Go through the lines below and copy each one that holds the string "name".

start GIVEN RECORDS

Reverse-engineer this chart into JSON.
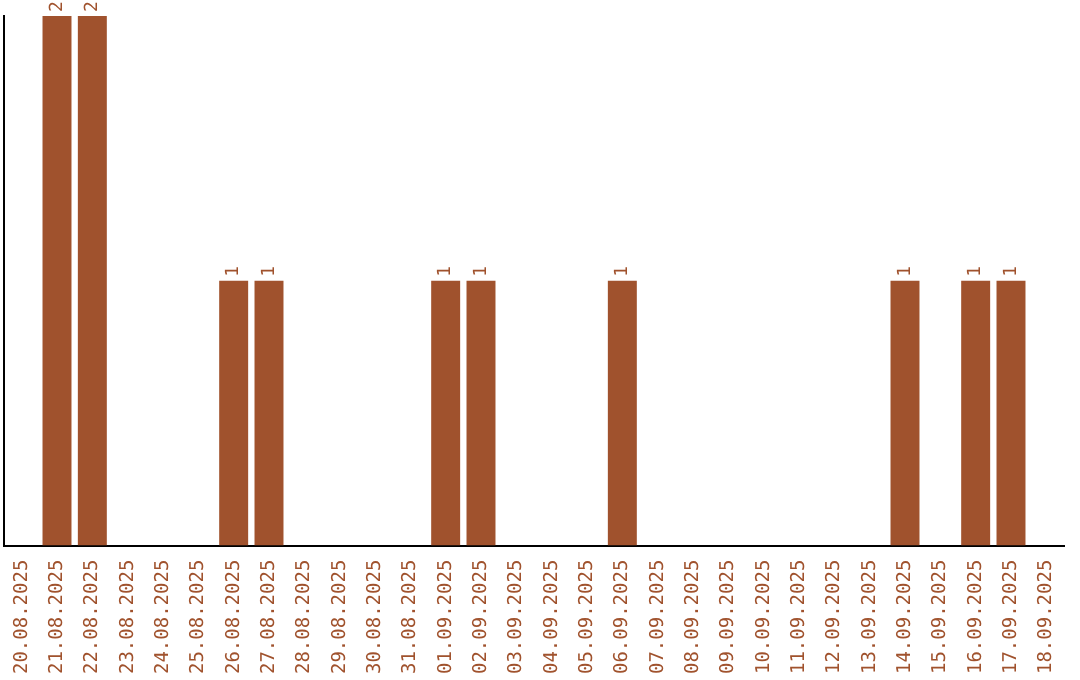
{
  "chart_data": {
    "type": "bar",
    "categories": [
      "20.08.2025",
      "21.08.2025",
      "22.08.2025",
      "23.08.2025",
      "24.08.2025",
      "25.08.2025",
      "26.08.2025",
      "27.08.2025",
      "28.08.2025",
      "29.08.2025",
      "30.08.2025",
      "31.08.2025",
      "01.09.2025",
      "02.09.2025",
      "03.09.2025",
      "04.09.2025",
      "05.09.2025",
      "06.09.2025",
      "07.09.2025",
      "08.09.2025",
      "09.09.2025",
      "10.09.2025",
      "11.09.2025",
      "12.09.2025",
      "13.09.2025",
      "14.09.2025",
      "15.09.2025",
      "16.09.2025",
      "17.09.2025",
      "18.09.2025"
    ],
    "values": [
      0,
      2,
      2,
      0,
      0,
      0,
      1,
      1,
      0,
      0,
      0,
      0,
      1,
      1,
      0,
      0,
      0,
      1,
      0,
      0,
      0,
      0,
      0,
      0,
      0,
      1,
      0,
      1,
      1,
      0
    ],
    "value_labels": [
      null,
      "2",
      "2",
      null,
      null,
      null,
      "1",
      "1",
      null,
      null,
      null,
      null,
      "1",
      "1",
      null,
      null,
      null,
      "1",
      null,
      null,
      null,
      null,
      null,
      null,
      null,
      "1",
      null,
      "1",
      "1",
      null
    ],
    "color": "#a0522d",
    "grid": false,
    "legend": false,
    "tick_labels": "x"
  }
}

end GIVEN RECORDS
start GIVEN RECORDS

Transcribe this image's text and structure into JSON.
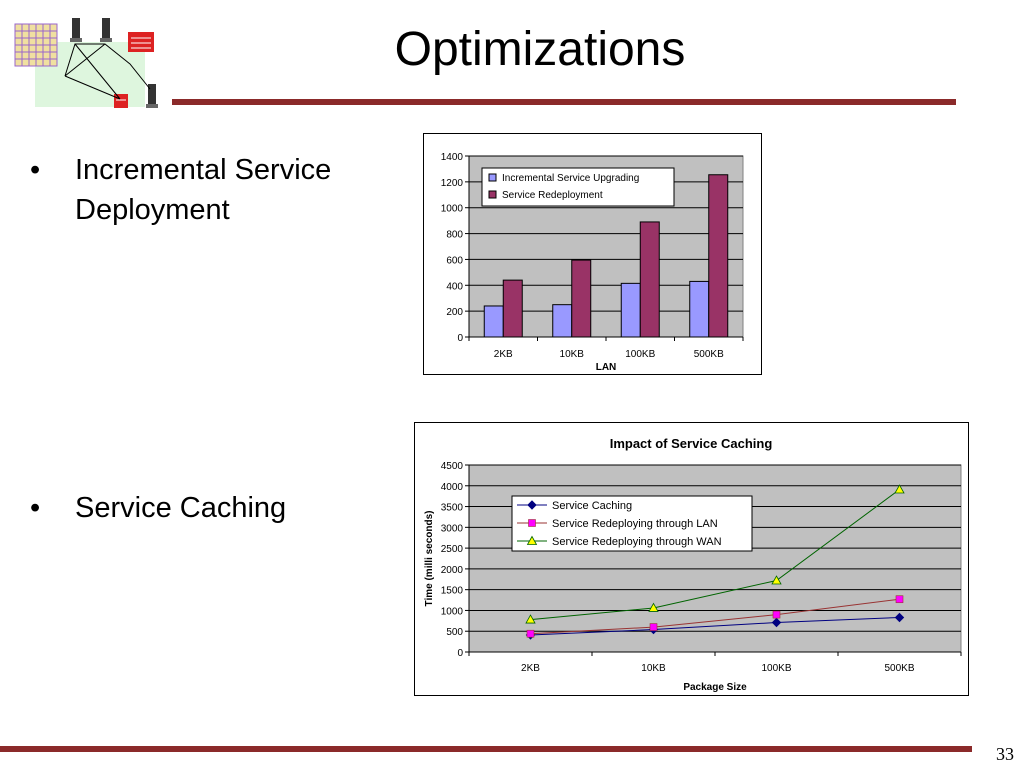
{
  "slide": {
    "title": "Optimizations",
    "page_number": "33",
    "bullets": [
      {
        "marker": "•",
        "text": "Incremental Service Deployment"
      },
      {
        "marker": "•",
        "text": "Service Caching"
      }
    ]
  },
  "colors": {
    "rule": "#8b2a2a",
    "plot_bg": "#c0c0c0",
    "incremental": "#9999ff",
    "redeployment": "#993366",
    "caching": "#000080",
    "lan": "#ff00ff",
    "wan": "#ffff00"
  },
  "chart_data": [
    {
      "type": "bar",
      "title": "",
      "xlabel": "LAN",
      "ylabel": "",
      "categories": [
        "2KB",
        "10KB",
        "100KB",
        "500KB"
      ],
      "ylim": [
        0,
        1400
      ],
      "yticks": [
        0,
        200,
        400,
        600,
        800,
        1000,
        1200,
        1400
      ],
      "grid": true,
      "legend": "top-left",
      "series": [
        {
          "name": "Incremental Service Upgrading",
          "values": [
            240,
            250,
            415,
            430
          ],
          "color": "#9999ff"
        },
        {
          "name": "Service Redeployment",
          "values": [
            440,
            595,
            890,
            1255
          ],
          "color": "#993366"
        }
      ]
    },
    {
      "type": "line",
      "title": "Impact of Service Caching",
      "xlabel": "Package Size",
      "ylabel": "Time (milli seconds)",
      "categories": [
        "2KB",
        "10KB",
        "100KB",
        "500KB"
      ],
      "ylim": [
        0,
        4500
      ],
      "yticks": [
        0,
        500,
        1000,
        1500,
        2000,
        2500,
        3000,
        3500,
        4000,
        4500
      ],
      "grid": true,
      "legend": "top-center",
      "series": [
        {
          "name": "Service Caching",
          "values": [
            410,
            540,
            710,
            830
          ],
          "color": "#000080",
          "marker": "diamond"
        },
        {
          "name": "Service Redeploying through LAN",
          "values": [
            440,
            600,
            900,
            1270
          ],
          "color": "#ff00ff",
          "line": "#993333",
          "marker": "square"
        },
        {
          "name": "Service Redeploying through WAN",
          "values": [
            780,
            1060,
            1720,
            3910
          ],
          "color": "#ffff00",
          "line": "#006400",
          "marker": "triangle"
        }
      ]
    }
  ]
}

end GIVEN RECORDS

• SOLUTION BELOW:
          "name": "Incremental Service Upgrading",
          "name": "Service Redeployment",
          "name": "Service Caching",
          "name": "Service Redeploying through LAN",
          "name": "Service Redeploying through WAN",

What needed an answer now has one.